Written request
Wherever "name" appears in a line, copy that line.

------

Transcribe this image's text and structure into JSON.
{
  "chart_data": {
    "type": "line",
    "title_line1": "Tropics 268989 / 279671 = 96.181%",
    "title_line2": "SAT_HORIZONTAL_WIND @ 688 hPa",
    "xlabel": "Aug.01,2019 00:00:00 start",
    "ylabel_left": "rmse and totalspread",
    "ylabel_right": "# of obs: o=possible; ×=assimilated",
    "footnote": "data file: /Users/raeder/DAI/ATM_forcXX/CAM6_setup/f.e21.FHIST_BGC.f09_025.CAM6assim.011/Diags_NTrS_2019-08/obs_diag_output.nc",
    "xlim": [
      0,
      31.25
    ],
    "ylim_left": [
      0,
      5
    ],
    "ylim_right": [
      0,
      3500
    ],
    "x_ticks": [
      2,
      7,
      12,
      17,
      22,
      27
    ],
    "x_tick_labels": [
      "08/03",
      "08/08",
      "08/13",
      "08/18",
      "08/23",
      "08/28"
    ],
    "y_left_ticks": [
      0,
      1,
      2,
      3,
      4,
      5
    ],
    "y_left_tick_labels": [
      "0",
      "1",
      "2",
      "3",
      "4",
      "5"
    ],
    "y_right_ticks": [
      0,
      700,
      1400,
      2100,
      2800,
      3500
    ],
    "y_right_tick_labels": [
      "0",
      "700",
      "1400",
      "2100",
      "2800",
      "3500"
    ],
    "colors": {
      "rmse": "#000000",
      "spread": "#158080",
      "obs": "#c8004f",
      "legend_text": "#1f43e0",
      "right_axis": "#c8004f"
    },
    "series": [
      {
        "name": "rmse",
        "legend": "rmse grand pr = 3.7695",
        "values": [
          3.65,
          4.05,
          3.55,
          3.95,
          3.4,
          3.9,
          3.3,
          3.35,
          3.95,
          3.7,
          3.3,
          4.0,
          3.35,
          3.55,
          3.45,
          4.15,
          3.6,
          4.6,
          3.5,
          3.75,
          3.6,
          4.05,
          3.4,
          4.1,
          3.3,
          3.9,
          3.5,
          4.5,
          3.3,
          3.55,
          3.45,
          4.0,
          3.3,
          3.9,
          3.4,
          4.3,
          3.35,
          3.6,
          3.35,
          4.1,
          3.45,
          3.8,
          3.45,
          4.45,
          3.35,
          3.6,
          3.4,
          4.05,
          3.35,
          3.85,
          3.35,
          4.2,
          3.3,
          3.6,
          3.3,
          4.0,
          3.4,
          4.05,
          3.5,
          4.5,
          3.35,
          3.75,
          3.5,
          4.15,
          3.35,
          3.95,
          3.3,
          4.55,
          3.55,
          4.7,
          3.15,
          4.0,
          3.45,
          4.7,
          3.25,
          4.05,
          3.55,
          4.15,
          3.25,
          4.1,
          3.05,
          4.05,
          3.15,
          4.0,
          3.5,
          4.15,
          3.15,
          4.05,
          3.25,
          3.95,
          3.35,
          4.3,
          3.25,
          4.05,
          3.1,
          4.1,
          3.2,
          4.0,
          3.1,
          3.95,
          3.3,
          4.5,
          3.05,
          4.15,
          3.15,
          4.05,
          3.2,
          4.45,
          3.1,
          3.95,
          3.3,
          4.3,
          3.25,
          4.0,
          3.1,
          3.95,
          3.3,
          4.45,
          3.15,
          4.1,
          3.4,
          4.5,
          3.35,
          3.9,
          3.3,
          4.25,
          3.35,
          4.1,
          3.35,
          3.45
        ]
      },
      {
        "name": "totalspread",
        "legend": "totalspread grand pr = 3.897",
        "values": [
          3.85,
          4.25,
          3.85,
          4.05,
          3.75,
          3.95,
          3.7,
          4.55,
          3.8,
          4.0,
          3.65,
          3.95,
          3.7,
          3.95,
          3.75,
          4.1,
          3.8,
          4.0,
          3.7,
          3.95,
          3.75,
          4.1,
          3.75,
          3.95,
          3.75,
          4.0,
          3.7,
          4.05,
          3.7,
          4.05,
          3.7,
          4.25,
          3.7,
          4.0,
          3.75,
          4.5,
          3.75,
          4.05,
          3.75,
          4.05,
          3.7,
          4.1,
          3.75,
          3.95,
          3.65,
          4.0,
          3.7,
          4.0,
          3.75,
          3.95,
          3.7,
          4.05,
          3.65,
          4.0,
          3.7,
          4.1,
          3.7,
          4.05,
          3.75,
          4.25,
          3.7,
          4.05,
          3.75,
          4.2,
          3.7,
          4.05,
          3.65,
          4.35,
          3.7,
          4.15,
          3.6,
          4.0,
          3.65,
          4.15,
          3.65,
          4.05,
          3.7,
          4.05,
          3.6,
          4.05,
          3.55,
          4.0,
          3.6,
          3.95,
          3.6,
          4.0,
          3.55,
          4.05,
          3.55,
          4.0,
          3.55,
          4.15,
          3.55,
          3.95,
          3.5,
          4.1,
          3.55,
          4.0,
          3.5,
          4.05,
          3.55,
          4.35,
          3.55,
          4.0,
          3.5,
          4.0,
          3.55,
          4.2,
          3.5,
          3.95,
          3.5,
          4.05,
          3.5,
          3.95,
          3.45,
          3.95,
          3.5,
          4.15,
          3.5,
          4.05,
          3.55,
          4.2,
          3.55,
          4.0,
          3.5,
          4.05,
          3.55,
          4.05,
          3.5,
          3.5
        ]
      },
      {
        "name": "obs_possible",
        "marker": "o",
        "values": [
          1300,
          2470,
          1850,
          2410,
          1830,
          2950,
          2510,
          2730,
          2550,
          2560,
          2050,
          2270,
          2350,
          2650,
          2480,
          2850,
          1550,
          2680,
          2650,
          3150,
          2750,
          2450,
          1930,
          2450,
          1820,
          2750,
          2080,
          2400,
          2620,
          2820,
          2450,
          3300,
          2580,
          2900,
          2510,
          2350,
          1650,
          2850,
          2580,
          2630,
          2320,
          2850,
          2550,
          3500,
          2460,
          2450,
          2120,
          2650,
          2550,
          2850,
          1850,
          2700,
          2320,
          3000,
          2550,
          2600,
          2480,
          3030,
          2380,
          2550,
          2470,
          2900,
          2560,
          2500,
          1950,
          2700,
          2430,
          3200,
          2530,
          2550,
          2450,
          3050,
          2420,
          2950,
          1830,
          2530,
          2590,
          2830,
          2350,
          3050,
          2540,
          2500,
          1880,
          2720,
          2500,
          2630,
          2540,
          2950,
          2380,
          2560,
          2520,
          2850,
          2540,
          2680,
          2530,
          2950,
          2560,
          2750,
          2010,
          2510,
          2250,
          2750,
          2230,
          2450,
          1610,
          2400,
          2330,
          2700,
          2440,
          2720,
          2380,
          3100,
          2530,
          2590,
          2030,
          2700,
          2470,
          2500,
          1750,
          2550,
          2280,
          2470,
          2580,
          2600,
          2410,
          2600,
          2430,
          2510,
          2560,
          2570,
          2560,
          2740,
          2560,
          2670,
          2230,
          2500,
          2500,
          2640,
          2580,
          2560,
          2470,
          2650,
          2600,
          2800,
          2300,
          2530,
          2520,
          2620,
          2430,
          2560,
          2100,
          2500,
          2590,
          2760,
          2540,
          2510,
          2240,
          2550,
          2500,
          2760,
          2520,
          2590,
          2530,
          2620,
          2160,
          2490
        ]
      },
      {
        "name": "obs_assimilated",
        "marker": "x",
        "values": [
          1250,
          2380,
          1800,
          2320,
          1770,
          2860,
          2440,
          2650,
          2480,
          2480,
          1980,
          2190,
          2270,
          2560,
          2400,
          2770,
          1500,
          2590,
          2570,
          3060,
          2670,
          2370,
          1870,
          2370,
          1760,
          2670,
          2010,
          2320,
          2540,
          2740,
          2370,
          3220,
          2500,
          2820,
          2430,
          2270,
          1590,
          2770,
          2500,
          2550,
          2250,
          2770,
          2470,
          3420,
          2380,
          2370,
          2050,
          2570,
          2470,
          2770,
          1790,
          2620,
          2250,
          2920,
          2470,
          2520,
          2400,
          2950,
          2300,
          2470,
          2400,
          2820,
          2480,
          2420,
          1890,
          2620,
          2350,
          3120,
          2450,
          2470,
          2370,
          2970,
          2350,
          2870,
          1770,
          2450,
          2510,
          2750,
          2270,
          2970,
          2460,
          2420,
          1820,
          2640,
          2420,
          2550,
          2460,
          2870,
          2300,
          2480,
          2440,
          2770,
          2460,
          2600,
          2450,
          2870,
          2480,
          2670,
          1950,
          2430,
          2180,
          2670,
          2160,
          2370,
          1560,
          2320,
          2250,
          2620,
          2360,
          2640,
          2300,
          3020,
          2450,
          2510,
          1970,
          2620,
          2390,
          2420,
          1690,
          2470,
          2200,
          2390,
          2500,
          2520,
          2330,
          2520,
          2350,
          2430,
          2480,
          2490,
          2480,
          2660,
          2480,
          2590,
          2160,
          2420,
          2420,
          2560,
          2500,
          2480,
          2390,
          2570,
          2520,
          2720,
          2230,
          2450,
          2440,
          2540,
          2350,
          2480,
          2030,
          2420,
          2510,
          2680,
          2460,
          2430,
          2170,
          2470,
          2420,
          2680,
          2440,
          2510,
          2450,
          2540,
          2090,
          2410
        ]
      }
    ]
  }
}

------

Task result
        "name": "rmse",
        "name": "totalspread",
        "name": "obs_possible",
        "name": "obs_assimilated",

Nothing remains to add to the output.